Just a handful of genetic mutations can turn bird flu into a highly infectious pathogen that could wreak havoc on humans, according to a new paper published today. It’s the first of two controversial virus mutation papers to get its day in the sun, and it shows how the H5N1 flu could evolve to infect mammals.
To test the virus, researchers led by Masaki Imai and Yoshihiro Kawaoka of the University of Wisconsin-Madison combined elements of avian flu with a recent pandemic human flu, the 2009 variant of H1N1 (you may know it as the swine flu). The new flu was capable of passing from experimental ferret to ferret through the air. (Ferrets are considered the best animal model of how flu works in humans.) The sick ferrets lost weight and had respiratory lesions, but they did not die.
"The findings described here will advance our understanding of the mechanisms and evolutionary pathways that contribute to avian influenza virus transmission in mammals," the authors write.
To understand what’s so dangerous about this virus, it helps to understand a bit about how the flu and its variants work. The name describes the molecular components of the virus; so H5N1 flu, for example, is a variant with type 5 hemagglutinin and type 1 neuraminidase proteins.
Humans have no immunity to flu viruses with a type 5 hemagglutinin. If it were to spread among people, a pandemic would likely ensue. But while H5N1 flu has been around in poultry for at least 16 years, there are only a handful of reports of human cases. The human cases have been unusually severe — at least compared with other animal-transmitted flu viruses — but the lack of a human-to-human transmission raised some questions about whether this flu could really adapt to infect us. Perhaps the H5 protein didn’t work very well in mammalian cells.
This research helped answer that question. Not only could an H5 flu indeed mutate to become transmissible among mammals, it only required four mutations to do so.
The researchers carefully figured which mutations would help the virus shift to a variant that would thrive in humans. Their paper is freely available online today, published by the journal Nature.
The scientists are also careful to note that their mutant virus possessed many human-virus traits, which might not exist in any naturally evolving H5 virus. What’s more, H5 viruses lack certain amino acids that would help them reproduce in mammals. And it’s not clear that the virus, if it evolved to infect humans on its own, would follow a similar pathway. Still, the crucial point is that it didn’t take very much mutation at all.

• Data listing
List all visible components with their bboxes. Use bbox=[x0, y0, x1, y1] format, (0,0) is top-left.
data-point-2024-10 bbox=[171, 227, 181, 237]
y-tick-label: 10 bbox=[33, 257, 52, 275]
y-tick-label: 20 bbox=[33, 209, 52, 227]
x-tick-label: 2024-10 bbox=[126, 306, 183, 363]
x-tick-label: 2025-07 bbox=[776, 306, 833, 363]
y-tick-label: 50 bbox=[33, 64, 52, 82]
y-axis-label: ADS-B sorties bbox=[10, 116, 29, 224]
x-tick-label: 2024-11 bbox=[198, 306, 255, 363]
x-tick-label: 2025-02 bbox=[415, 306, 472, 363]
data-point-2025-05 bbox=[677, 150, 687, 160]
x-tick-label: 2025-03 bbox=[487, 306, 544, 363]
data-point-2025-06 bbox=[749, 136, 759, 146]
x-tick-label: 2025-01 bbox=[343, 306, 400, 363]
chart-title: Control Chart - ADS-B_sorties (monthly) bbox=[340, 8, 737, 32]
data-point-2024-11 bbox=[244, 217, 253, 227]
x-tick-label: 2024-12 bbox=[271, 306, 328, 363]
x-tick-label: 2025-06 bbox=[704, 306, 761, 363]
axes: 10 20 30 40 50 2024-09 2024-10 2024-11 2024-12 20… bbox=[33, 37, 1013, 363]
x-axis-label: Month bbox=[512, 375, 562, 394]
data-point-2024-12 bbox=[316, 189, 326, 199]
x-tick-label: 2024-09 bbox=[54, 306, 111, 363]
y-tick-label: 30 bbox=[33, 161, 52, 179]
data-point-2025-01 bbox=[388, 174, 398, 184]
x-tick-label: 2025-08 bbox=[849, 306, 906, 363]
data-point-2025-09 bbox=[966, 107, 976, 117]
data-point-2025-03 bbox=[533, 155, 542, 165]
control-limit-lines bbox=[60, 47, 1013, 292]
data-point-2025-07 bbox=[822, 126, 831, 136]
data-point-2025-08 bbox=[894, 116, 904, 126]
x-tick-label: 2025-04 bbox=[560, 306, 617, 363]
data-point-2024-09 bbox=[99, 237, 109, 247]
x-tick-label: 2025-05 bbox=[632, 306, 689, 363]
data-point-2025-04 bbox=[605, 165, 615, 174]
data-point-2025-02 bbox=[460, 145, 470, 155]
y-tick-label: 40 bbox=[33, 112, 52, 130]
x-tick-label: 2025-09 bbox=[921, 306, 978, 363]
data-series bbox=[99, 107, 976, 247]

• Assignment
Please copy the part of the bird flu article above word for word, beginning at the words "This research helped" and stopping after "mutation at all.".

• Completed task
This research helped answer that question. Not only could an H5 flu indeed mutate to become transmissible among mammals, it only required four mutations to do so.
The researchers carefully figured which mutations would help the virus shift to a variant that would thrive in humans. Their paper is freely available online today, published by the journal Nature.
The scientists are also careful to note that their mutant virus possessed many human-virus traits, which might not exist in any naturally evolving H5 virus. What’s more, H5 viruses lack certain amino acids that would help them reproduce in mammals. And it’s not clear that the virus, if it evolved to infect humans on its own, would follow a similar pathway. Still, the crucial point is that it didn’t take very much mutation at all.